STATED TASK
Copy out every line exactly as given.

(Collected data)

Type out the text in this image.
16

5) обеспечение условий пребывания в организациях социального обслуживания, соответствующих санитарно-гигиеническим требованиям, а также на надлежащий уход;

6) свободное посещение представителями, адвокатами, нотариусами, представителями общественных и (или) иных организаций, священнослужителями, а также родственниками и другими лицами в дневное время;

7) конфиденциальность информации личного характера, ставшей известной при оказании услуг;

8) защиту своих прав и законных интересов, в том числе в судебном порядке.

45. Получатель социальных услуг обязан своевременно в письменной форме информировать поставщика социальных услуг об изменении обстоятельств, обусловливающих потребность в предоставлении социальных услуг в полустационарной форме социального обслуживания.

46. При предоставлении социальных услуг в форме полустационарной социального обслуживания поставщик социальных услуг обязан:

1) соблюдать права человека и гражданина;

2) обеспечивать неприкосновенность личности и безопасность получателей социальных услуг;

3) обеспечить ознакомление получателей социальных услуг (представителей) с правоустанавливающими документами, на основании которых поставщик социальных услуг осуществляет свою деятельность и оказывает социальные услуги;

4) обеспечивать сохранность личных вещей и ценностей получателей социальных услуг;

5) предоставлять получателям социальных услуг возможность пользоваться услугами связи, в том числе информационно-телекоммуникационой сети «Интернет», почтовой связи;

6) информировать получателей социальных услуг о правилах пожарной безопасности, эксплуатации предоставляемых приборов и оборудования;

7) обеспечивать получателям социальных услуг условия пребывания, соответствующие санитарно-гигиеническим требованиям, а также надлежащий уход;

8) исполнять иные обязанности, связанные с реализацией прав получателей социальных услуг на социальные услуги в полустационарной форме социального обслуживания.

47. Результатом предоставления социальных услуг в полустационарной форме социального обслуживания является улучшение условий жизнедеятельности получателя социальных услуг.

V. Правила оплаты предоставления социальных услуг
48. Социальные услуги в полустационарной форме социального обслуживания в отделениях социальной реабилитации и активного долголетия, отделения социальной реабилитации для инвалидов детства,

THE REPLY
Type out the text in this image.
16

5) обеспечение условий пребывания в организациях социального обслуживания, соответствующих санитарно-гигиеническим требованиям, а также на надлежащий уход;

6) свободное посещение представителями, адвокатами, нотариусами, представителями общественных и (или) иных организаций, священнослужителями, а также родственниками и другими лицами в дневное время;

7) конфиденциальность информации личного характера, ставшей известной при оказании услуг;

8) защиту своих прав и законных интересов, в том числе в судебном порядке.

45. Получатель социальных услуг обязан своевременно в письменной форме информировать поставщика социальных услуг об изменении обстоятельств, обусловливающих потребность в предоставлении социальных услуг в полустационарной форме социального обслуживания.

46. При предоставлении социальных услуг в форме полустационарной социального обслуживания поставщик социальных услуг обязан:

1) соблюдать права человека и гражданина;

2) обеспечивать неприкосновенность личности и безопасность получателей социальных услуг;

3) обеспечить ознакомление получателей социальных услуг (представителей) с правоустанавливающими документами, на основании которых поставщик социальных услуг осуществляет свою деятельность и оказывает социальные услуги;

4) обеспечивать сохранность личных вещей и ценностей получателей социальных услуг;

5) предоставлять получателям социальных услуг возможность пользоваться услугами связи, в том числе информационно-телекоммуникационой сети «Интернет», почтовой связи;

6) информировать получателей социальных услуг о правилах пожарной безопасности, эксплуатации предоставляемых приборов и оборудования;

7) обеспечивать получателям социальных услуг условия пребывания, соответствующие санитарно-гигиеническим требованиям, а также надлежащий уход;

8) исполнять иные обязанности, связанные с реализацией прав получателей социальных услуг на социальные услуги в полустационарной форме социального обслуживания.

47. Результатом предоставления социальных услуг в полустационарной форме социального обслуживания является улучшение условий жизнедеятельности получателя социальных услуг.

V. Правила оплаты предоставления социальных услуг
48. Социальные услуги в полустационарной форме социального обслуживания в отделениях социальной реабилитации и активного долголетия, отделения социальной реабилитации для инвалидов детства,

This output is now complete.